* **Document segment**
========================================================================

Happy holidays. This is the final edition of The Scholarly Letter for 2025, delivered to your inbox on Christmas Day. If nothing else, perhaps this Letter might offer a small respite amid the occasional tensions that tend to gather around the holiday table.

We’ll keep the intro short this week: if this publication is or was something you valued in 2025, please support it by becoming a premium subscriber. The Scholarly Letter can only continue if it is sustained by those who care about receiving it.

Thanks for coming along, it’s been a year to remember.

In today’s Digest, we have: 

  • Brain Food: The Completeness of a Limited Academy

  • Current Affairs: LABraries

  • Resource: A Source for Writing Resources

  • Keeping it Real: Your Efforts, Your Work, and The Generous Heart You Put Into It

BRAIN FOOD

The Completeness of a Limited Academy 

One of the core principles of The Scholarly Letter is a commitment to advancing a view of scholarship and inquiry as something scholars pursue for its own sake: because it satisfies their curiosity, brings them aesthetic pleasure, and because they find it impossible not to do it. Matters of usefulness are seen as secondary in cultivating a relationship with scholarship and knowledge.

Such a view of knowing, learning, and inquiry has perhaps become familiar to many of you regular readers of The Scholarly Letter. But we wondered whether you might like to know more about its philosophical underpinnings – that is, the assumptions about the world and about life that guide such a view.

/payFor this year’s final edition of the Digest, we therefore want to share a distinction between two philosophies shaping contemporary academia, and what academia could be – or perhaps what we want it to be – drawn from a short yet sharp essay by James G. March, titled A Scholar’s Quest.”

March suggests that modern approaches to thinking about human action are dominated by a calculative and consequentialist philosophy. This way of thinking emphasises action as choice, and choice as driven by anticipations, incentives, and desires. From this perspective, humans evaluate alternatives in terms of expected consequences, keeping attractive outcomes firmly in view and implementing strategies accordingly. Action, then, becomes externally directed – toward achieving something, an outcome – through calculation.

Perhaps it is not hard to see how modern academia, and academics themselves, have come to inherit this philosophy in the way the institution conducts its inner workings. Academics are trained to select co-authors who are “big names” so their work gains recognition; to work strategically toward publishing more papers rather than more meaningful research in order to climb the career ladder; to pursue “trendy” topics to attract funding. These practices – among others – are emblematic of a consequentialist approach to playing the academic game. Research, scholarship, learning, and thinking become activities directed toward getting something: promotions, grants, prestige, recognition. And this does not happen in a vacuum. The academy itself actively incentivises these calculative, consequentialist modes of action.

========================================================================

* **Data rows**
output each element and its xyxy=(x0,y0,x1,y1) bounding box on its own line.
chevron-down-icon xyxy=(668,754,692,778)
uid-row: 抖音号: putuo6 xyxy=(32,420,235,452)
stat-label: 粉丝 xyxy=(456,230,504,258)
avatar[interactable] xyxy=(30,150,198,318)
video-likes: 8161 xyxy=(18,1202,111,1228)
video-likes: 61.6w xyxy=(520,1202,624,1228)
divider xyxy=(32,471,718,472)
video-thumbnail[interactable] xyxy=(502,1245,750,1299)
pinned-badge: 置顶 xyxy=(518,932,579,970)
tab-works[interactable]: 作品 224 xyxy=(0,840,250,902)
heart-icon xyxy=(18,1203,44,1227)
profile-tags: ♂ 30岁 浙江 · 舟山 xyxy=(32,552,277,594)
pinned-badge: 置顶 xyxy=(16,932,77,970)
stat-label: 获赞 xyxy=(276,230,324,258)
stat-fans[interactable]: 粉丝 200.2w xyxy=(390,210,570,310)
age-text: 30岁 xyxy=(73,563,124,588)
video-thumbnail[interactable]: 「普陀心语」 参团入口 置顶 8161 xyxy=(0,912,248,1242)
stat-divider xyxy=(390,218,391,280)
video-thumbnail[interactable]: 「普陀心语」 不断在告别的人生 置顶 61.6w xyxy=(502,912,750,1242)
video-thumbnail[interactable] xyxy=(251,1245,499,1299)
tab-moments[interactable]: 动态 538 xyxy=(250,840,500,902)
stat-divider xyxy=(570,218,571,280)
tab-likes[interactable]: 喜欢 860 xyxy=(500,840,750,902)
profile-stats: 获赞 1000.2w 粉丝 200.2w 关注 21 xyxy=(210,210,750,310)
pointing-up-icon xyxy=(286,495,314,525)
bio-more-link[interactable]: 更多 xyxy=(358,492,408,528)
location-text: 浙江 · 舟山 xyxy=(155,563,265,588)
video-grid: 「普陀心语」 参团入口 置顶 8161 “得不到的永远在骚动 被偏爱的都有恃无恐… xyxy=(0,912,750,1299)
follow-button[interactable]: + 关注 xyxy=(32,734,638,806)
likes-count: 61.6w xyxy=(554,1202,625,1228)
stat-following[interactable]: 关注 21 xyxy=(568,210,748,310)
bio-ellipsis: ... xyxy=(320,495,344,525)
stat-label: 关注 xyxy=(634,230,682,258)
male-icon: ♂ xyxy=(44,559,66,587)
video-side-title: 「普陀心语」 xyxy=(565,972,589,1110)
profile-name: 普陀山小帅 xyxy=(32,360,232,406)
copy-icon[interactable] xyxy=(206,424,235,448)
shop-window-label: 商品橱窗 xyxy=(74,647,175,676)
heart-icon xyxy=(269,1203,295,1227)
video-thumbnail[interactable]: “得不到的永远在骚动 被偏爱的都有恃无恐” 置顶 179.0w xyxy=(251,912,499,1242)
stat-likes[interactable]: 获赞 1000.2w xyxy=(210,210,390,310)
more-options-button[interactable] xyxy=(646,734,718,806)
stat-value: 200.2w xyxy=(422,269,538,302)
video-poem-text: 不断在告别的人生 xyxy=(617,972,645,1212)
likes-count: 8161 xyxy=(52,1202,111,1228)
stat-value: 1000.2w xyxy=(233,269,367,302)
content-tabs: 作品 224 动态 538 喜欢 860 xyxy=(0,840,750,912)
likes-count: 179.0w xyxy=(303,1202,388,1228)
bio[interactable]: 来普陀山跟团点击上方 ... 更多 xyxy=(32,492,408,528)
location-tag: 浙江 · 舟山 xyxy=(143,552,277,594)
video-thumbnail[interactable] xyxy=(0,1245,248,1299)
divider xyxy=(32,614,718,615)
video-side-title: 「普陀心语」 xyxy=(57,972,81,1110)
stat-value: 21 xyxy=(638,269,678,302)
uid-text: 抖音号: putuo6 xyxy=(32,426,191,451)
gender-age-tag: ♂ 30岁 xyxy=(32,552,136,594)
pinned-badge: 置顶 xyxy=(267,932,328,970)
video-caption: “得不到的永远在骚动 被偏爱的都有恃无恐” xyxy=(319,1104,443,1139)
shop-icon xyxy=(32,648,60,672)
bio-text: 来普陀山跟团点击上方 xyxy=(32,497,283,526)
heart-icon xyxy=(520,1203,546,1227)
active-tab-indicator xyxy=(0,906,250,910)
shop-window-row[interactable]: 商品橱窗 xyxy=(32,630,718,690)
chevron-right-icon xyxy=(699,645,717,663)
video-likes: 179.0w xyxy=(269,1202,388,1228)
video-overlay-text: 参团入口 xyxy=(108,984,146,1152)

========================================================================

* **Short exercise 1**
In the Scholarly Letter piece above, why are academics trained to choose co-authors who are "big names"? Answer in one to three sentences.
* **Short exercise 2**
Please extend the Scholarly Letter essay on James G. March's two philosophies of academia, starting after its last sentence.

* **Final answer 1**
Academics choose co-authors who are "big names" so that their work gains recognition. The Letter presents this as one way the academy's calculative, consequentialist philosophy shapes research toward getting something, such as prestige or recognition.

* **Final answer 2**
Quoting John Stuart Mill, March tells us that such consequentialist thought has “the completeness of a limited man.” That is, it encourages us to see human beings only as creatures who calculate consequences, respond to incentives, and act based on anticipated outcomes – and to mistake this limited picture for a complete account of human action. In doing so, we fail to recognise that other ways of acting exist, ways that do not fit neatly into consequentialist logic. Yet this failure is not merely individual; it is a consequence of adopting consequentialist thinking itself. As March puts it:

Our comfortable sense of completeness leads us… largely to exclude from our visions of human behaviour a second grand tradition for understanding, motivating, and justifying action.

To illuminate this second tradition – one that has become obscured in contemporary life and particularly in academia – March introduces the literary figure of Don Quixote. When challenged to explain his behaviour, Quixote does not justify his actions in terms of their expected consequences. He simply says, “I know who I am.” His actions are guided not by the external environment but by fidelity to an inner sense of self. What matters to him is self-respect rather than self-interest.

What March suggests is that this alternative way of understanding human action is grounded in fulfilling obligations tied to personal and social identities – obligations shaped by the ethos and practices of enduring human institutions. Rather than being driven by expectations, incentives, and desires, action is guided by self-conceptions, identities, and ideas of proper conduct. In this nonconsequentialist view of humanity, a logic of appropriateness matters more than a logic of consequences. One does not act because of anticipated rewards, but because it is an essential feature of our humanness to act in accordance with a conception of ourselves, regardless of outcomes.

It is this nonconsequentialist philosophy that guides the ethos of The Scholarly Letter, and perhaps one we hope the academy might begin to reclaim in order to rescue itself from increasingly calculative, consequentialist modes of operation. In recognising this alternative way of thinking about human action – and, by extension, about scholarly life – we urge you, scholar, to pursue learning and inquiry because they constitute a proper life rather than because they meet external metrics of value. To read, write, and think not because we must publish, but because we honour scholarship; to sustain institutions of learning not as instruments of productivity, but as objects of beauty and affirmations of our shared humanity.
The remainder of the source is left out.